[Saved entries]

------------------------------------

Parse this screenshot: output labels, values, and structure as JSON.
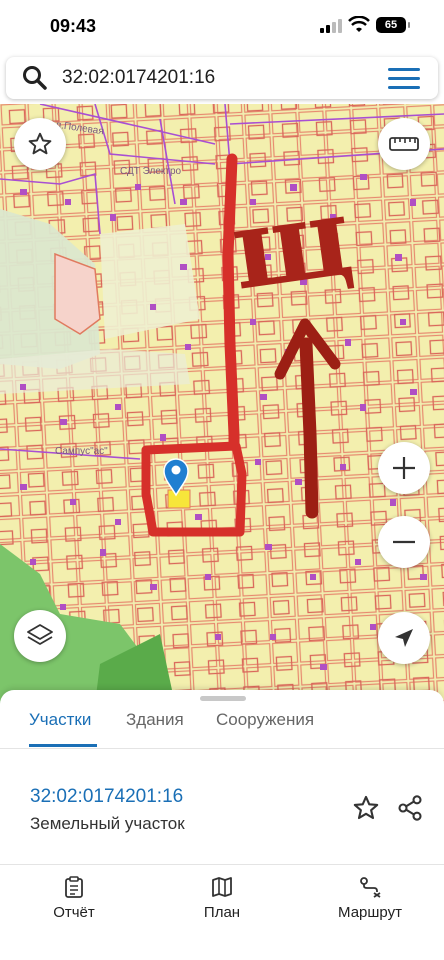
{
  "status_bar": {
    "time": "09:43",
    "battery": "65"
  },
  "search": {
    "value": "32:02:0174201:16"
  },
  "map": {
    "labels": [
      "Кол.Полевая",
      "СДТ Электро",
      "С‍ампус\"ас\""
    ],
    "handwriting": "щ"
  },
  "bottom_sheet": {
    "tabs": [
      {
        "label": "Участки",
        "active": true
      },
      {
        "label": "Здания",
        "active": false
      },
      {
        "label": "Сооружения",
        "active": false
      }
    ],
    "result": {
      "cadastral_number": "32:02:0174201:16",
      "type": "Земельный участок"
    }
  },
  "bottom_nav": [
    {
      "label": "Отчёт",
      "icon": "report-icon"
    },
    {
      "label": "План",
      "icon": "map-icon"
    },
    {
      "label": "Маршрут",
      "icon": "route-icon"
    }
  ],
  "colors": {
    "accent": "#1a6fb6",
    "parcel_fill": "#f1eeb0",
    "parcel_border": "#e07a5f",
    "building": "#b04fc4",
    "marker": "#1f7fd1",
    "annotation": "#d6302a",
    "annotation_dark": "#9c1f14"
  }
}
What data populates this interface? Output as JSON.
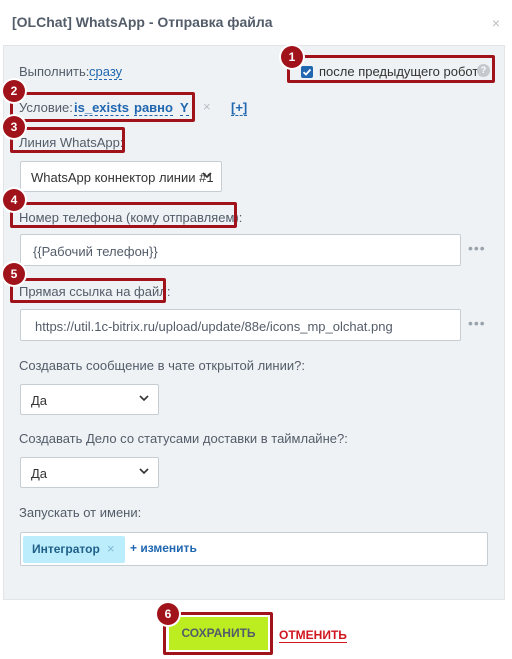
{
  "window": {
    "title": "[OLChat] WhatsApp - Отправка файла",
    "close_glyph": "×"
  },
  "execute": {
    "label": "Выполнить:",
    "value": "сразу"
  },
  "after_previous": {
    "label": "после предыдущего робота",
    "checked": true,
    "help_glyph": "?"
  },
  "condition": {
    "label": "Условие:",
    "field": "is_exists",
    "operator": "равно",
    "value": "Y",
    "remove_glyph": "×",
    "add_label": "[+]"
  },
  "whatsapp_line": {
    "label": "Линия WhatsApp:",
    "selected": "WhatsApp коннектор линии #1"
  },
  "phone": {
    "label": "Номер телефона (кому отправляем):",
    "value": "{{Рабочий телефон}}"
  },
  "file_link": {
    "label": "Прямая ссылка на файл:",
    "value": "https://util.1c-bitrix.ru/upload/update/88e/icons_mp_olchat.png"
  },
  "create_message": {
    "label": "Создавать сообщение в чате открытой линии?:",
    "selected": "Да"
  },
  "create_task": {
    "label": "Создавать Дело со статусами доставки в таймлайне?:",
    "selected": "Да"
  },
  "run_as": {
    "label": "Запускать от имени:",
    "tag": "Интегратор",
    "tag_remove_glyph": "×",
    "change_label": "+ изменить"
  },
  "footer": {
    "save_label": "СОХРАНИТЬ",
    "cancel_label": "ОТМЕНИТЬ"
  },
  "callouts": [
    "1",
    "2",
    "3",
    "4",
    "5",
    "6"
  ],
  "colors": {
    "callout": "#a1131a",
    "save_button": "#bbed21",
    "cancel_text": "#d0161f",
    "link": "#2067b0",
    "tag": "#bcedfc",
    "panel": "#eef2f4"
  },
  "icons": {
    "more": "more-dots-icon",
    "chevron": "chevron-down-icon",
    "help": "help-icon",
    "close": "close-icon"
  }
}
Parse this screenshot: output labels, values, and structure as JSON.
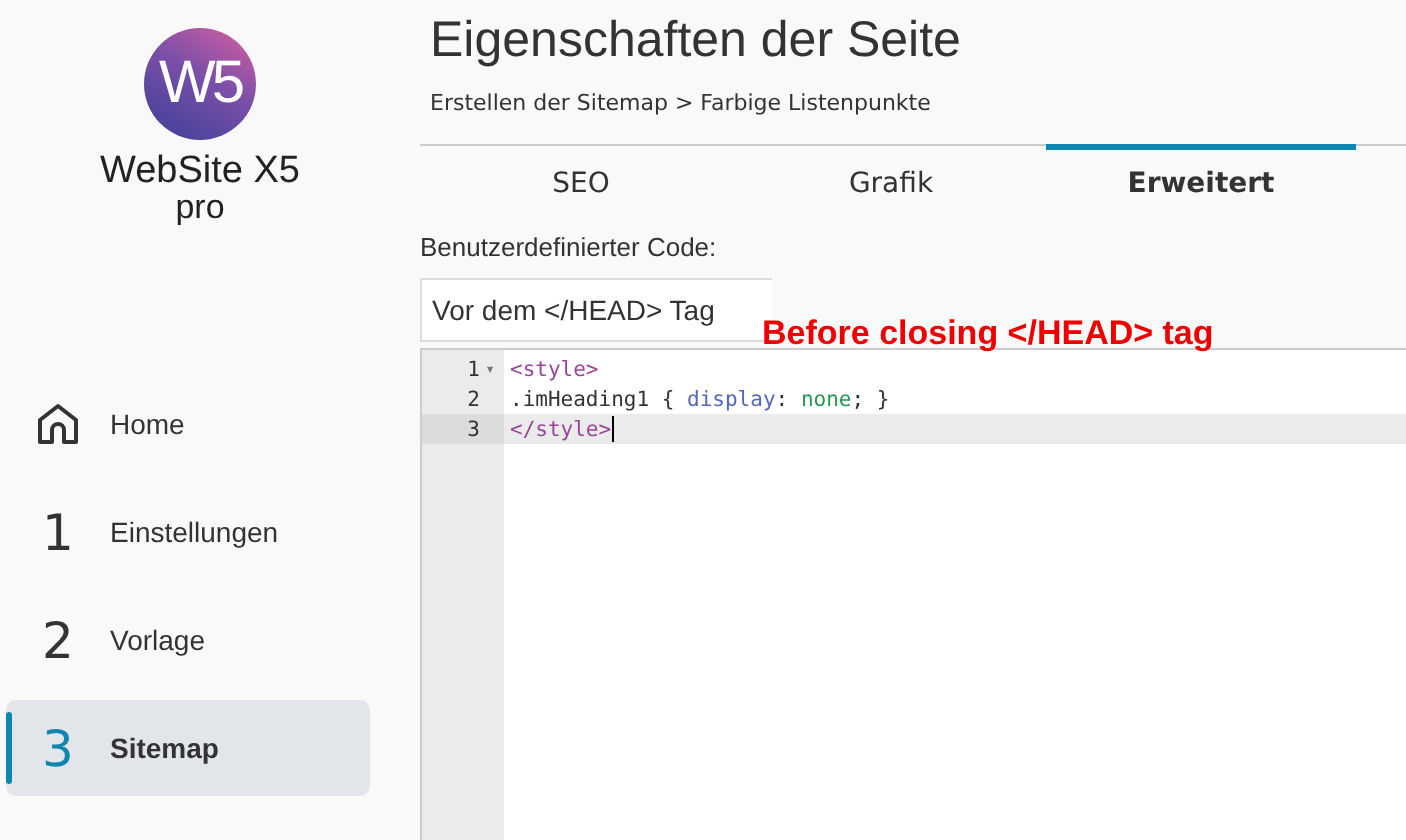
{
  "logo": {
    "mark": "W5",
    "name": "WebSite X5",
    "edition": "pro"
  },
  "sidebar": {
    "items": [
      {
        "kind": "home",
        "label": "Home",
        "selected": false
      },
      {
        "kind": "step",
        "number": "1",
        "label": "Einstellungen",
        "selected": false
      },
      {
        "kind": "step",
        "number": "2",
        "label": "Vorlage",
        "selected": false
      },
      {
        "kind": "step",
        "number": "3",
        "label": "Sitemap",
        "selected": true
      }
    ]
  },
  "page": {
    "title": "Eigenschaften der Seite",
    "breadcrumb": "Erstellen der Sitemap > Farbige Listenpunkte"
  },
  "tabs": [
    {
      "label": "SEO",
      "selected": false
    },
    {
      "label": "Grafik",
      "selected": false
    },
    {
      "label": "Erweitert",
      "selected": true
    }
  ],
  "custom_code": {
    "label": "Benutzerdefinierter Code:",
    "position": {
      "value": "Vor dem </HEAD> Tag"
    },
    "annotation": "Before closing </HEAD> tag",
    "lines": [
      {
        "number": "1",
        "fold": "▾",
        "current": false,
        "tokens": [
          {
            "kind": "tag",
            "text": "<style>"
          }
        ]
      },
      {
        "number": "2",
        "current": false,
        "tokens": [
          {
            "kind": "plain",
            "text": ".imHeading1 { "
          },
          {
            "kind": "property",
            "text": "display"
          },
          {
            "kind": "plain",
            "text": ": "
          },
          {
            "kind": "value",
            "text": "none"
          },
          {
            "kind": "plain",
            "text": "; }"
          }
        ]
      },
      {
        "number": "3",
        "current": true,
        "tokens": [
          {
            "kind": "tag",
            "text": "</style>"
          }
        ]
      }
    ]
  }
}
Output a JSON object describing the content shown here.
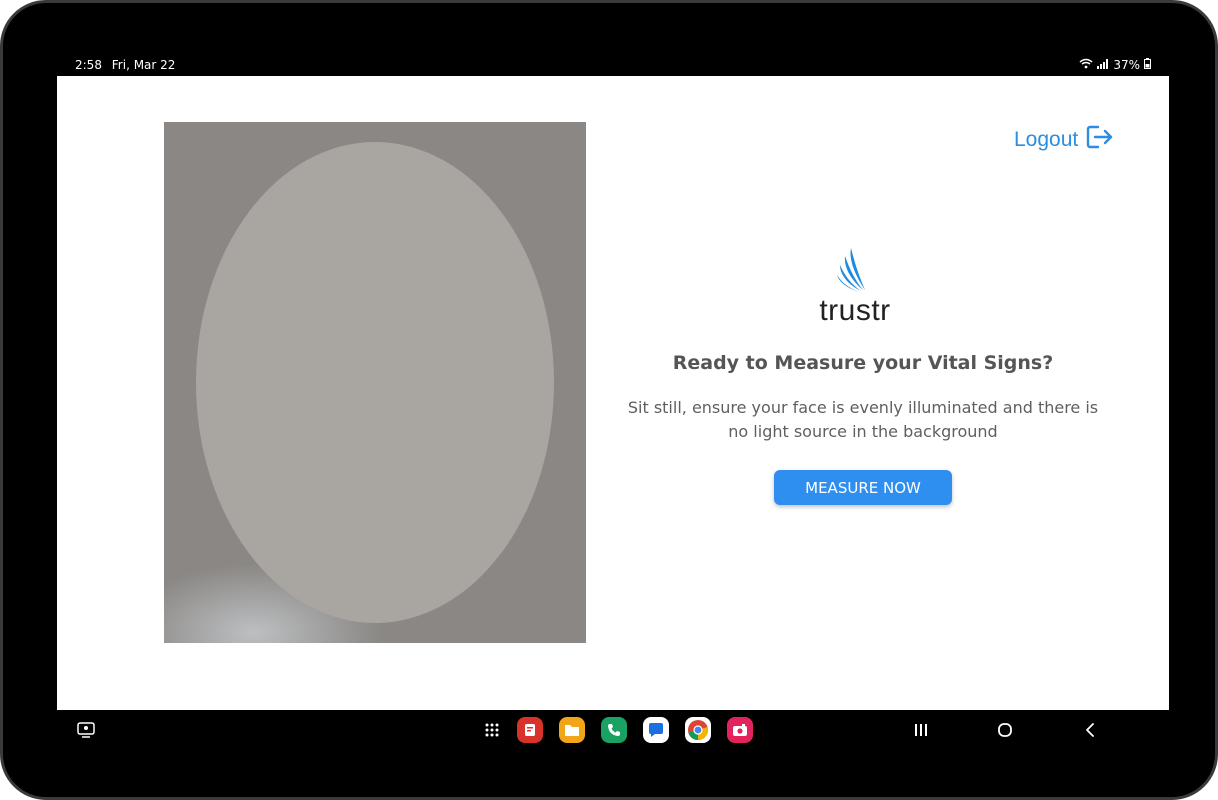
{
  "status": {
    "time": "2:58",
    "date": "Fri, Mar 22",
    "battery": "37%"
  },
  "header": {
    "logout_label": "Logout"
  },
  "brand": {
    "name": "trustr"
  },
  "main": {
    "headline": "Ready to Measure your Vital Signs?",
    "instruction_line1": "Sit still, ensure your face is evenly illuminated and there is",
    "instruction_line2": "no light source in the background",
    "measure_label": "MEASURE NOW"
  },
  "colors": {
    "accent": "#2e8ff0",
    "link": "#2b8de3"
  },
  "navbar": {
    "apps": [
      "app-drawer-icon",
      "notes-app-icon",
      "files-app-icon",
      "phone-app-icon",
      "messages-app-icon",
      "chrome-app-icon",
      "camera-app-icon"
    ],
    "buttons": [
      "recents-icon",
      "home-icon",
      "back-icon"
    ]
  }
}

------------------------------------

__Written request__: Can the entries above be repeated exactly, without their pictures?

__Correct output__:
Parse this screenshot: output labels, values, and structure as JSON.
{
  "status_bar": {
    "time": "09:43",
    "battery": "65"
  },
  "search": {
    "value": "32:02:0174201:16"
  },
  "map": {
    "labels": [
      "Кол.Полевая",
      "СДТ Электро",
      "С‍ампус\"ас\""
    ],
    "handwriting": "щ"
  },
  "bottom_sheet": {
    "tabs": [
      {
        "label": "Участки",
        "active": true
      },
      {
        "label": "Здания",
        "active": false
      },
      {
        "label": "Сооружения",
        "active": false
      }
    ],
    "result": {
      "cadastral_number": "32:02:0174201:16",
      "type": "Земельный участок"
    }
  },
  "bottom_nav": [
    {
      "label": "Отчёт",
      "icon": "report-icon"
    },
    {
      "label": "План",
      "icon": "map-icon"
    },
    {
      "label": "Маршрут",
      "icon": "route-icon"
    }
  ],
  "colors": {
    "accent": "#1a6fb6",
    "parcel_fill": "#f1eeb0",
    "parcel_border": "#e07a5f",
    "building": "#b04fc4",
    "marker": "#1f7fd1",
    "annotation": "#d6302a",
    "annotation_dark": "#9c1f14"
  }
}
What data populates this interface? Output as JSON.
{
  "window": {
    "title": "[OLChat] WhatsApp - Отправка файла",
    "close_glyph": "×"
  },
  "execute": {
    "label": "Выполнить:",
    "value": "сразу"
  },
  "after_previous": {
    "label": "после предыдущего робота",
    "checked": true,
    "help_glyph": "?"
  },
  "condition": {
    "label": "Условие:",
    "field": "is_exists",
    "operator": "равно",
    "value": "Y",
    "remove_glyph": "×",
    "add_label": "[+]"
  },
  "whatsapp_line": {
    "label": "Линия WhatsApp:",
    "selected": "WhatsApp коннектор линии #1"
  },
  "phone": {
    "label": "Номер телефона (кому отправляем):",
    "value": "{{Рабочий телефон}}"
  },
  "file_link": {
    "label": "Прямая ссылка на файл:",
    "value": "https://util.1c-bitrix.ru/upload/update/88e/icons_mp_olchat.png"
  },
  "create_message": {
    "label": "Создавать сообщение в чате открытой линии?:",
    "selected": "Да"
  },
  "create_task": {
    "label": "Создавать Дело со статусами доставки в таймлайне?:",
    "selected": "Да"
  },
  "run_as": {
    "label": "Запускать от имени:",
    "tag": "Интегратор",
    "tag_remove_glyph": "×",
    "change_label": "+ изменить"
  },
  "footer": {
    "save_label": "СОХРАНИТЬ",
    "cancel_label": "ОТМЕНИТЬ"
  },
  "callouts": [
    "1",
    "2",
    "3",
    "4",
    "5",
    "6"
  ],
  "colors": {
    "callout": "#a1131a",
    "save_button": "#bbed21",
    "cancel_text": "#d0161f",
    "link": "#2067b0",
    "tag": "#bcedfc",
    "panel": "#eef2f4"
  },
  "icons": {
    "more": "more-dots-icon",
    "chevron": "chevron-down-icon",
    "help": "help-icon",
    "close": "close-icon"
  }
}
Parse this screenshot: output labels, values, and structure as JSON.
{
  "logo": {
    "mark": "W5",
    "name": "WebSite X5",
    "edition": "pro"
  },
  "sidebar": {
    "items": [
      {
        "kind": "home",
        "label": "Home",
        "selected": false
      },
      {
        "kind": "step",
        "number": "1",
        "label": "Einstellungen",
        "selected": false
      },
      {
        "kind": "step",
        "number": "2",
        "label": "Vorlage",
        "selected": false
      },
      {
        "kind": "step",
        "number": "3",
        "label": "Sitemap",
        "selected": true
      }
    ]
  },
  "page": {
    "title": "Eigenschaften der Seite",
    "breadcrumb": "Erstellen der Sitemap > Farbige Listenpunkte"
  },
  "tabs": [
    {
      "label": "SEO",
      "selected": false
    },
    {
      "label": "Grafik",
      "selected": false
    },
    {
      "label": "Erweitert",
      "selected": true
    }
  ],
  "custom_code": {
    "label": "Benutzerdefinierter Code:",
    "position": {
      "value": "Vor dem </HEAD> Tag"
    },
    "annotation": "Before closing </HEAD> tag",
    "lines": [
      {
        "number": "1",
        "fold": "▾",
        "current": false,
        "tokens": [
          {
            "kind": "tag",
            "text": "<style>"
          }
        ]
      },
      {
        "number": "2",
        "current": false,
        "tokens": [
          {
            "kind": "plain",
            "text": ".imHeading1 { "
          },
          {
            "kind": "property",
            "text": "display"
          },
          {
            "kind": "plain",
            "text": ": "
          },
          {
            "kind": "value",
            "text": "none"
          },
          {
            "kind": "plain",
            "text": "; }"
          }
        ]
      },
      {
        "number": "3",
        "current": true,
        "tokens": [
          {
            "kind": "tag",
            "text": "</style>"
          }
        ]
      }
    ]
  }
}
Output a JSON object describing the content shown here.
{
  "status": {
    "time": "2:58",
    "date": "Fri, Mar 22",
    "battery": "37%"
  },
  "header": {
    "logout_label": "Logout"
  },
  "brand": {
    "name": "trustr"
  },
  "main": {
    "headline": "Ready to Measure your Vital Signs?",
    "instruction_line1": "Sit still, ensure your face is evenly illuminated and there is",
    "instruction_line2": "no light source in the background",
    "measure_label": "MEASURE NOW"
  },
  "colors": {
    "accent": "#2e8ff0",
    "link": "#2b8de3"
  },
  "navbar": {
    "apps": [
      "app-drawer-icon",
      "notes-app-icon",
      "files-app-icon",
      "phone-app-icon",
      "messages-app-icon",
      "chrome-app-icon",
      "camera-app-icon"
    ],
    "buttons": [
      "recents-icon",
      "home-icon",
      "back-icon"
    ]
  }
}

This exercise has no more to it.